====== Excerpted records ======
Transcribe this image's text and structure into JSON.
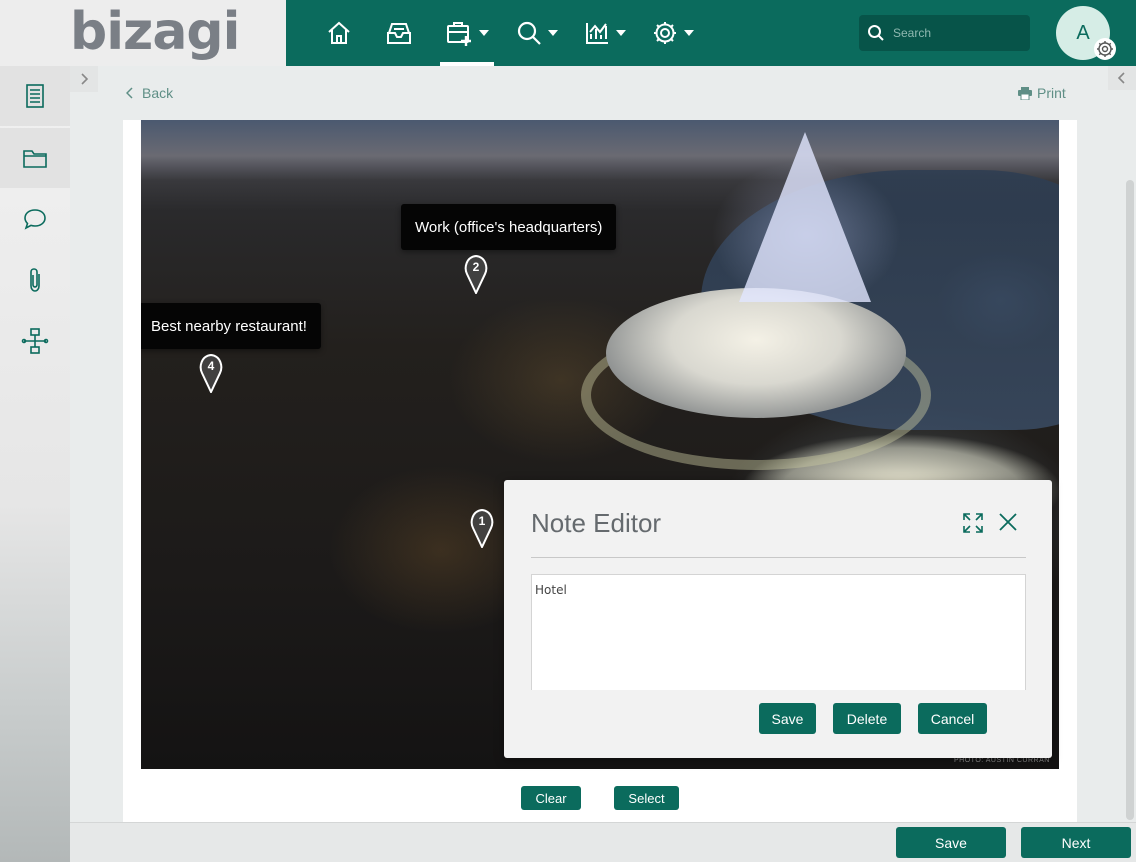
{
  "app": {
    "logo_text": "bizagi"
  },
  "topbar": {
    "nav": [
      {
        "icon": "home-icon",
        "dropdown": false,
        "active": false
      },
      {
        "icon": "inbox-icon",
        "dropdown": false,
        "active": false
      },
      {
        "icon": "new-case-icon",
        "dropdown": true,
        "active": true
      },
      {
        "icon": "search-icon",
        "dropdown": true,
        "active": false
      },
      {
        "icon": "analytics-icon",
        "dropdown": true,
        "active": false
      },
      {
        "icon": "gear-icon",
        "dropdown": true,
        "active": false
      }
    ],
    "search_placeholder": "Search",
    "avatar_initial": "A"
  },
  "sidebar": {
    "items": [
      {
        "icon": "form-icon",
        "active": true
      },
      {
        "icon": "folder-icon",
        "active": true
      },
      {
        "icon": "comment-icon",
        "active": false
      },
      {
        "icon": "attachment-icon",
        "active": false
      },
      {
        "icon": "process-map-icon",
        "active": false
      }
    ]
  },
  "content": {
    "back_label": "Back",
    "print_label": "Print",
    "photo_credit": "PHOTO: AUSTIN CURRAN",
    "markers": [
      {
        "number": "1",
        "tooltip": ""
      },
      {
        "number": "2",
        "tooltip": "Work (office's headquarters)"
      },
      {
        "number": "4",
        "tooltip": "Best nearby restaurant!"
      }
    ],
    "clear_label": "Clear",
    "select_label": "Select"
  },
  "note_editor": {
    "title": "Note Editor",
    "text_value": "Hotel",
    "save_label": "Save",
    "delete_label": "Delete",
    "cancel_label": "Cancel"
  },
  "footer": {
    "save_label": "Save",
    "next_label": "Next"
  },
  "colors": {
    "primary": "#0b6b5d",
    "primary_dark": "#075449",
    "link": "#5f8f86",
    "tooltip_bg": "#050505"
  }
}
======
#### Set problem:
Set down the material above as is, without any pictures.

#### Worked answer:
Transcribe this image's text and structure into JSON.
{
  "app": {
    "logo_text": "bizagi"
  },
  "topbar": {
    "nav": [
      {
        "icon": "home-icon",
        "dropdown": false,
        "active": false
      },
      {
        "icon": "inbox-icon",
        "dropdown": false,
        "active": false
      },
      {
        "icon": "new-case-icon",
        "dropdown": true,
        "active": true
      },
      {
        "icon": "search-icon",
        "dropdown": true,
        "active": false
      },
      {
        "icon": "analytics-icon",
        "dropdown": true,
        "active": false
      },
      {
        "icon": "gear-icon",
        "dropdown": true,
        "active": false
      }
    ],
    "search_placeholder": "Search",
    "avatar_initial": "A"
  },
  "sidebar": {
    "items": [
      {
        "icon": "form-icon",
        "active": true
      },
      {
        "icon": "folder-icon",
        "active": true
      },
      {
        "icon": "comment-icon",
        "active": false
      },
      {
        "icon": "attachment-icon",
        "active": false
      },
      {
        "icon": "process-map-icon",
        "active": false
      }
    ]
  },
  "content": {
    "back_label": "Back",
    "print_label": "Print",
    "photo_credit": "PHOTO: AUSTIN CURRAN",
    "markers": [
      {
        "number": "1",
        "tooltip": ""
      },
      {
        "number": "2",
        "tooltip": "Work (office's headquarters)"
      },
      {
        "number": "4",
        "tooltip": "Best nearby restaurant!"
      }
    ],
    "clear_label": "Clear",
    "select_label": "Select"
  },
  "note_editor": {
    "title": "Note Editor",
    "text_value": "Hotel",
    "save_label": "Save",
    "delete_label": "Delete",
    "cancel_label": "Cancel"
  },
  "footer": {
    "save_label": "Save",
    "next_label": "Next"
  },
  "colors": {
    "primary": "#0b6b5d",
    "primary_dark": "#075449",
    "link": "#5f8f86",
    "tooltip_bg": "#050505"
  }
}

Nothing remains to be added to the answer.